● **Aim of the task**:
Show all lines holding the string "type".

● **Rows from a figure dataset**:
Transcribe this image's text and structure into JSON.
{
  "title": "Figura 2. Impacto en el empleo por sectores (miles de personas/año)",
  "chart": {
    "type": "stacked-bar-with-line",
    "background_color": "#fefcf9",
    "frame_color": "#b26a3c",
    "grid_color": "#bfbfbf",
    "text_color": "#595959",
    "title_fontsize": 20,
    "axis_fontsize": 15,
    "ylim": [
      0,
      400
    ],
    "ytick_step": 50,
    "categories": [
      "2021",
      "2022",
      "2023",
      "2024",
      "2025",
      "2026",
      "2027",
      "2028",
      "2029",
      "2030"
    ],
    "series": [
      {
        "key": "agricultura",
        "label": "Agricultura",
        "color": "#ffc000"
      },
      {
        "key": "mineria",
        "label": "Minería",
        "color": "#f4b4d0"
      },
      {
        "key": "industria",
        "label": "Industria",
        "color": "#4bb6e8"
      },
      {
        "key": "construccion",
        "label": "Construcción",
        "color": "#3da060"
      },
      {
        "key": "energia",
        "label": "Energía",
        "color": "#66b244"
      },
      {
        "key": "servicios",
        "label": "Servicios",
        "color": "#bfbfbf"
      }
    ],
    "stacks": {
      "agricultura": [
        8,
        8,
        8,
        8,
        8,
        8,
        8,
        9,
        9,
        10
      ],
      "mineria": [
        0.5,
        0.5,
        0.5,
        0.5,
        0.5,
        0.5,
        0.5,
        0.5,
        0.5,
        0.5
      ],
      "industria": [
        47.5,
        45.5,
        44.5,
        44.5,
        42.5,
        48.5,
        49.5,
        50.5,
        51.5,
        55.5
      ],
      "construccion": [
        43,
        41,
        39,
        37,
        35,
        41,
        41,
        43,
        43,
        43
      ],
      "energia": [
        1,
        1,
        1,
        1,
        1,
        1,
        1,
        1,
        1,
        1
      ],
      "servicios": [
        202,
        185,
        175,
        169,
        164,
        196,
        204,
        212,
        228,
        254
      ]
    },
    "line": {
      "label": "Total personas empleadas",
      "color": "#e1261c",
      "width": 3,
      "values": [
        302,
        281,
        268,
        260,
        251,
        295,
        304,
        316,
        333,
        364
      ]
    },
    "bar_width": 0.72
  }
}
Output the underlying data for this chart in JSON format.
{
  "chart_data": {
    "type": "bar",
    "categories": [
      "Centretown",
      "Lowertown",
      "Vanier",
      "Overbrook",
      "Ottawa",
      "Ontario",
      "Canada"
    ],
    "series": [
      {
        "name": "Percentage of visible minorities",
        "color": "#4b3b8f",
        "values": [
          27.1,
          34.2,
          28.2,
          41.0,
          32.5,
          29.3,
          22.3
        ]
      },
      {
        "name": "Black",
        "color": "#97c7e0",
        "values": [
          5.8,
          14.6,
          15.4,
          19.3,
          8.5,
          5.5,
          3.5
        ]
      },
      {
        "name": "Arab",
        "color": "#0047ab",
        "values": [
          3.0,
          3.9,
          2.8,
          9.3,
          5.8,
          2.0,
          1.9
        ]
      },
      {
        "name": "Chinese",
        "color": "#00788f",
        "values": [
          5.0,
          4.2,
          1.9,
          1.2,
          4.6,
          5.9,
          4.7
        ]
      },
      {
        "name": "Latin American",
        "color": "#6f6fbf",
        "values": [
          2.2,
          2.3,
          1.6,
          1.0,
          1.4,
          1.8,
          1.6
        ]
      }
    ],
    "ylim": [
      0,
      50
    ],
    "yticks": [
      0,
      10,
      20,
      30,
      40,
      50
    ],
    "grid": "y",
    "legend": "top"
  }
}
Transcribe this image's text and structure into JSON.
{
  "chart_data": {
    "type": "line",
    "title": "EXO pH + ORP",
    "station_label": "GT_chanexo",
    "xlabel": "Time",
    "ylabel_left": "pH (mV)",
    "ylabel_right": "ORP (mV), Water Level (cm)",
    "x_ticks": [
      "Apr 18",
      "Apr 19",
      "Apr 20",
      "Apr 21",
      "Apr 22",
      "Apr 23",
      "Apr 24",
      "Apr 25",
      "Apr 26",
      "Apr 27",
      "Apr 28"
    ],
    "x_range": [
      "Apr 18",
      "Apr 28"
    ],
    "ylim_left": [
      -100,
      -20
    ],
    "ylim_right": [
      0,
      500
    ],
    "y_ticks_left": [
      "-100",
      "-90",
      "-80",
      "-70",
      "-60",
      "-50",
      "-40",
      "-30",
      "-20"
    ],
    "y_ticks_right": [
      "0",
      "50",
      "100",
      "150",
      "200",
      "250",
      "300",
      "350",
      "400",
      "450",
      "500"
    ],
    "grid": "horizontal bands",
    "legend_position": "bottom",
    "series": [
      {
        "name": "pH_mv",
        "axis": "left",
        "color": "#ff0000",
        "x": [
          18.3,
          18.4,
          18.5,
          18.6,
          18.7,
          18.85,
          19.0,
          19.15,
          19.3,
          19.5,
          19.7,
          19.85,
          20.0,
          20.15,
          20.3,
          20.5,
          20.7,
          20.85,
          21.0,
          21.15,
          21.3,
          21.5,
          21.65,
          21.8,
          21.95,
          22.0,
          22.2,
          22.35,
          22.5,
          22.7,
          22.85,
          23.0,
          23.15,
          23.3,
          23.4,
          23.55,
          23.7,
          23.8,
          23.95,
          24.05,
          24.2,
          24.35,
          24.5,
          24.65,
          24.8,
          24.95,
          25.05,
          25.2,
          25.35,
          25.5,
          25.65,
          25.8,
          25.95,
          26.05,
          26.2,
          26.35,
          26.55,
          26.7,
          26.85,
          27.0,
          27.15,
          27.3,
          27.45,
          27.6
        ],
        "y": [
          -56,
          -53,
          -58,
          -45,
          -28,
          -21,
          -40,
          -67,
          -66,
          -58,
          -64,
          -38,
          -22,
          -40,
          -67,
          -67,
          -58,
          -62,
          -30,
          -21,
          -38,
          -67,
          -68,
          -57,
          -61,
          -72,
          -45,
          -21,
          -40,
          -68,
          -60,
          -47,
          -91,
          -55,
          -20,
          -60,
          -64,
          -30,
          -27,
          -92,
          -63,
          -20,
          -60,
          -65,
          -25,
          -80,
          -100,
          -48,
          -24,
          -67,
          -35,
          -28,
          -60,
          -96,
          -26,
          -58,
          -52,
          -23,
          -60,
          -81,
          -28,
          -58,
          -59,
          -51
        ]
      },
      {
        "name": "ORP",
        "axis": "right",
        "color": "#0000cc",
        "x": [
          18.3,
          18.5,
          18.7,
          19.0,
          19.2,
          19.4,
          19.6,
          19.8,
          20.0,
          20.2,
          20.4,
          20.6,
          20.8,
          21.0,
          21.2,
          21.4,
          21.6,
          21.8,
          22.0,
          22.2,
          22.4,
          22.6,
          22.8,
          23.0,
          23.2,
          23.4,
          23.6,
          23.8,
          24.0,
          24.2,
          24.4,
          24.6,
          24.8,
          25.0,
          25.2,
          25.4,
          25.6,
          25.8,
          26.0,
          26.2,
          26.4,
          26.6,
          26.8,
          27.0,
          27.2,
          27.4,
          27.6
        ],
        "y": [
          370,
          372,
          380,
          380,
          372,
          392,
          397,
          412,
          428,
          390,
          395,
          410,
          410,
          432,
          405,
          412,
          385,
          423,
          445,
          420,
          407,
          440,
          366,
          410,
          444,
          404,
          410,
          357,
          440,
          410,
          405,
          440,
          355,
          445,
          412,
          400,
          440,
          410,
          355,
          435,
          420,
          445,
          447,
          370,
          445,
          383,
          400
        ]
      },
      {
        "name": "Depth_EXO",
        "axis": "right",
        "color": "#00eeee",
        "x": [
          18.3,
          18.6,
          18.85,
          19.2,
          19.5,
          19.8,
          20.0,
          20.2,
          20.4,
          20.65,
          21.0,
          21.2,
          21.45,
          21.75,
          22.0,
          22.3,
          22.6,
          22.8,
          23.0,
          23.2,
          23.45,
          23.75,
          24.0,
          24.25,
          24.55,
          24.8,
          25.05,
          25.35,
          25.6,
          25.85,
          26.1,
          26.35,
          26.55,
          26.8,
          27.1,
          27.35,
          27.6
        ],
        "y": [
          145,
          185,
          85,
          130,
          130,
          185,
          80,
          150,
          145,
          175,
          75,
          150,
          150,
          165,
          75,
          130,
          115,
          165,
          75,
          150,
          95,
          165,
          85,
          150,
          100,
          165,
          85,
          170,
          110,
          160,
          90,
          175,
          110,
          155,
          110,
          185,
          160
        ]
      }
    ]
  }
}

● **Written response**:
    "type": "stacked-bar-with-line",
    "type": "bar",
    "type": "line",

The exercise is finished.